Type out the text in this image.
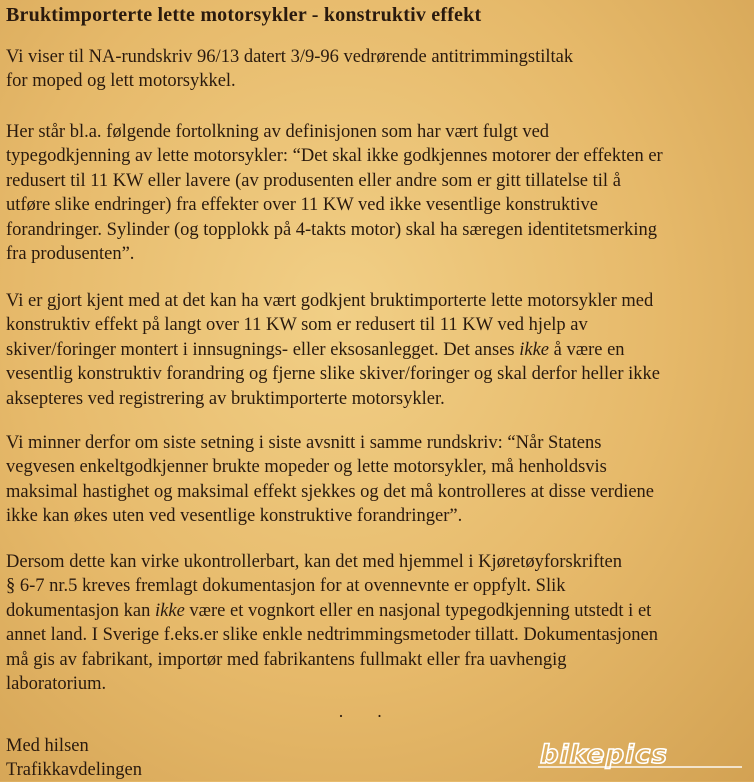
Bruktimporterte lette motorsykler - konstruktiv effekt
Vi viser til NA-rundskriv 96/13 datert 3/9-96 vedrørende antitrimmingstiltak
for moped og lett motorsykkel.
Her står bl.a. følgende fortolkning av definisjonen som har vært fulgt ved
typegodkjenning av lette motorsykler: “Det skal ikke godkjennes motorer der effekten er
redusert til 11 KW eller lavere (av produsenten eller andre som er gitt tillatelse til å
utføre slike endringer) fra effekter over 11 KW ved ikke vesentlige konstruktive
forandringer. Sylinder (og topplokk på 4-takts motor) skal ha særegen identitetsmerking
fra produsenten”.
Vi er gjort kjent med at det kan ha vært godkjent bruktimporterte lette motorsykler med
konstruktiv effekt på langt over 11 KW som er redusert til 11 KW ved hjelp av
skiver/foringer montert i innsugnings- eller eksosanlegget. Det anses ikke å være en
vesentlig konstruktiv forandring og fjerne slike skiver/foringer og skal derfor heller ikke
aksepteres ved registrering av bruktimporterte motorsykler.
Vi minner derfor om siste setning i siste avsnitt i samme rundskriv: “Når Statens
vegvesen enkeltgodkjenner brukte mopeder og lette motorsykler, må henholdsvis
maksimal hastighet og maksimal effekt sjekkes og det må kontrolleres at disse verdiene
ikke kan økes uten ved vesentlige konstruktive forandringer”.
Dersom dette kan virke ukontrollerbart, kan det med hjemmel i Kjøretøyforskriften
§ 6-7 nr.5 kreves fremlagt dokumentasjon for at ovennevnte er oppfylt. Slik
dokumentasjon kan ikke være et vognkort eller en nasjonal typegodkjenning utstedt i et
annet land. I Sverige f.eks.er slike enkle nedtrimmingsmetoder tillatt. Dokumentasjonen
må gis av fabrikant, importør med fabrikantens fullmakt eller fra uavhengig
laboratorium.
· ·
Med hilsen
Trafikkavdelingen	bikepics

=-=-=

What to produce>
Show all lines from the records above where the word "derfor" occurs.

Task answer>
vesentlig konstruktiv forandring og fjerne slike skiver/foringer og skal derfor heller ikke
Vi minner derfor om siste setning i siste avsnitt i samme rundskriv: “Når Statens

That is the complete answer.